[MATERIAL FOR THIS EXERCISE]

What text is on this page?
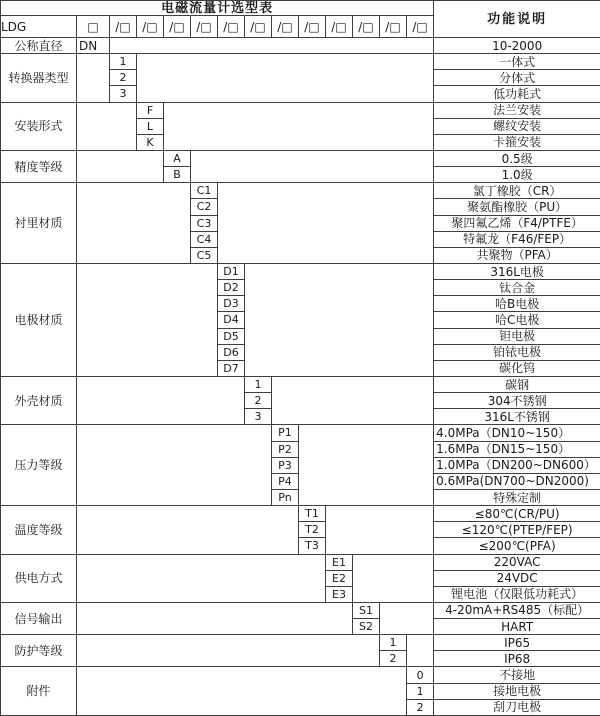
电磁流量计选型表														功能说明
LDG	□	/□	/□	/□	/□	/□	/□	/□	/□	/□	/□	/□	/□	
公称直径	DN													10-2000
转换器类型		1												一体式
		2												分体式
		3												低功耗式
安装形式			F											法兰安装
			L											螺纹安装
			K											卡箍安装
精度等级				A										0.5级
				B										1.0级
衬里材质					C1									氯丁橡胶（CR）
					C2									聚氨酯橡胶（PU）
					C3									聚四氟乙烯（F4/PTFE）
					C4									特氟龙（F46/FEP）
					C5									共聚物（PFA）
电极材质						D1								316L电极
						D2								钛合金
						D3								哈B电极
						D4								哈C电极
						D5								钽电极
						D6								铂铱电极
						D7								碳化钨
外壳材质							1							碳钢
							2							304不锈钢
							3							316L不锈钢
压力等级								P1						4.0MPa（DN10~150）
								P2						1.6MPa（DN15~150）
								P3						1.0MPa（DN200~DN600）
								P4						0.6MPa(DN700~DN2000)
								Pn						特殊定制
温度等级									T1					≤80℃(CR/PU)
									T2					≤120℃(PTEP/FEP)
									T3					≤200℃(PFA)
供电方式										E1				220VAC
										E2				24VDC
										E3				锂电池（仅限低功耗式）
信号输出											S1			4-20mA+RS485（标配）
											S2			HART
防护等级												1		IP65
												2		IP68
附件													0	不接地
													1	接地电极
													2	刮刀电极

[INSTRUCTIONS TO FOLLOW] Make a verbatim copy of all the entries and strip out the pictures.

[EXERCISE ANSWER]
What text is on this page?
电磁流量计选型表														功能说明
LDG	□	/□	/□	/□	/□	/□	/□	/□	/□	/□	/□	/□	/□	
公称直径	DN													10-2000
转换器类型		1												一体式
		2												分体式
		3												低功耗式
安装形式			F											法兰安装
			L											螺纹安装
			K											卡箍安装
精度等级				A										0.5级
				B										1.0级
衬里材质					C1									氯丁橡胶（CR）
					C2									聚氨酯橡胶（PU）
					C3									聚四氟乙烯（F4/PTFE）
					C4									特氟龙（F46/FEP）
					C5									共聚物（PFA）
电极材质						D1								316L电极
						D2								钛合金
						D3								哈B电极
						D4								哈C电极
						D5								钽电极
						D6								铂铱电极
						D7								碳化钨
外壳材质							1							碳钢
							2							304不锈钢
							3							316L不锈钢
压力等级								P1						4.0MPa（DN10~150）
								P2						1.6MPa（DN15~150）
								P3						1.0MPa（DN200~DN600）
								P4						0.6MPa(DN700~DN2000)
								Pn						特殊定制
温度等级									T1					≤80℃(CR/PU)
									T2					≤120℃(PTEP/FEP)
									T3					≤200℃(PFA)
供电方式										E1				220VAC
										E2				24VDC
										E3				锂电池（仅限低功耗式）
信号输出											S1			4-20mA+RS485（标配）
											S2			HART
防护等级												1		IP65
												2		IP68
附件													0	不接地
													1	接地电极
													2	刮刀电极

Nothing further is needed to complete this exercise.